'''

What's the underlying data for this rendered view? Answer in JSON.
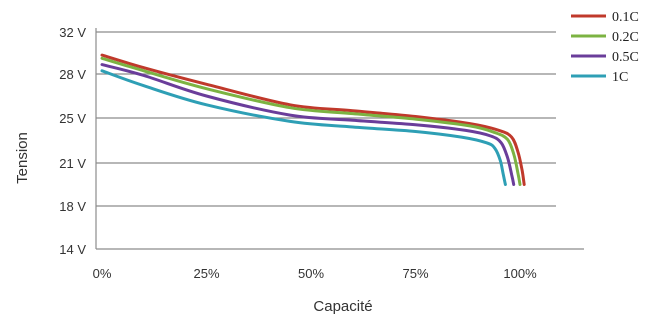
{
  "chart_data": {
    "type": "line",
    "title": "",
    "xlabel": "Capacité",
    "ylabel": "Tension",
    "x_ticks": [
      "0%",
      "25%",
      "50%",
      "75%",
      "100%"
    ],
    "y_ticks": [
      "14 V",
      "18 V",
      "21 V",
      "25 V",
      "28 V",
      "32 V"
    ],
    "y_tick_values": [
      14,
      18,
      21,
      25,
      28,
      32
    ],
    "xlim": [
      0,
      115
    ],
    "ylim": [
      14,
      32
    ],
    "grid": true,
    "legend_position": "top-right",
    "series": [
      {
        "name": "0.1C",
        "color": "#c0392b",
        "x": [
          0,
          10,
          25,
          45,
          60,
          75,
          88,
          95,
          98,
          99.5,
          100.5,
          101
        ],
        "y": [
          29.8,
          28.6,
          27.3,
          25.9,
          25.5,
          25.1,
          24.5,
          23.9,
          23.3,
          22.0,
          20.5,
          19.5
        ]
      },
      {
        "name": "0.2C",
        "color": "#7cb342",
        "x": [
          0,
          10,
          25,
          45,
          60,
          75,
          88,
          94,
          97,
          98.5,
          99.5,
          100
        ],
        "y": [
          29.5,
          28.3,
          27.0,
          25.7,
          25.3,
          24.9,
          24.3,
          23.7,
          23.1,
          21.8,
          20.3,
          19.5
        ]
      },
      {
        "name": "0.5C",
        "color": "#6a3d9a",
        "x": [
          0,
          10,
          25,
          45,
          60,
          75,
          87,
          93,
          95.5,
          97,
          98,
          98.5
        ],
        "y": [
          28.9,
          27.9,
          26.5,
          25.2,
          24.8,
          24.4,
          23.9,
          23.4,
          22.8,
          21.5,
          20.2,
          19.5
        ]
      },
      {
        "name": "1C",
        "color": "#2e9fb5",
        "x": [
          0,
          10,
          25,
          45,
          60,
          75,
          86,
          92,
          94,
          95.3,
          96,
          96.5
        ],
        "y": [
          28.3,
          27.2,
          25.9,
          24.7,
          24.2,
          23.8,
          23.3,
          22.8,
          22.3,
          21.2,
          20.2,
          19.5
        ]
      }
    ]
  }
}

'''

■ **Work to complete**: Copy the material exactly. Do not include the pictures.

■ **Exercise solution**:
What's the underlying data for this rendered view? Answer in JSON.
{
  "chart_data": {
    "type": "line",
    "title": "",
    "xlabel": "Capacité",
    "ylabel": "Tension",
    "x_ticks": [
      "0%",
      "25%",
      "50%",
      "75%",
      "100%"
    ],
    "y_ticks": [
      "14 V",
      "18 V",
      "21 V",
      "25 V",
      "28 V",
      "32 V"
    ],
    "y_tick_values": [
      14,
      18,
      21,
      25,
      28,
      32
    ],
    "xlim": [
      0,
      115
    ],
    "ylim": [
      14,
      32
    ],
    "grid": true,
    "legend_position": "top-right",
    "series": [
      {
        "name": "0.1C",
        "color": "#c0392b",
        "x": [
          0,
          10,
          25,
          45,
          60,
          75,
          88,
          95,
          98,
          99.5,
          100.5,
          101
        ],
        "y": [
          29.8,
          28.6,
          27.3,
          25.9,
          25.5,
          25.1,
          24.5,
          23.9,
          23.3,
          22.0,
          20.5,
          19.5
        ]
      },
      {
        "name": "0.2C",
        "color": "#7cb342",
        "x": [
          0,
          10,
          25,
          45,
          60,
          75,
          88,
          94,
          97,
          98.5,
          99.5,
          100
        ],
        "y": [
          29.5,
          28.3,
          27.0,
          25.7,
          25.3,
          24.9,
          24.3,
          23.7,
          23.1,
          21.8,
          20.3,
          19.5
        ]
      },
      {
        "name": "0.5C",
        "color": "#6a3d9a",
        "x": [
          0,
          10,
          25,
          45,
          60,
          75,
          87,
          93,
          95.5,
          97,
          98,
          98.5
        ],
        "y": [
          28.9,
          27.9,
          26.5,
          25.2,
          24.8,
          24.4,
          23.9,
          23.4,
          22.8,
          21.5,
          20.2,
          19.5
        ]
      },
      {
        "name": "1C",
        "color": "#2e9fb5",
        "x": [
          0,
          10,
          25,
          45,
          60,
          75,
          86,
          92,
          94,
          95.3,
          96,
          96.5
        ],
        "y": [
          28.3,
          27.2,
          25.9,
          24.7,
          24.2,
          23.8,
          23.3,
          22.8,
          22.3,
          21.2,
          20.2,
          19.5
        ]
      }
    ]
  }
}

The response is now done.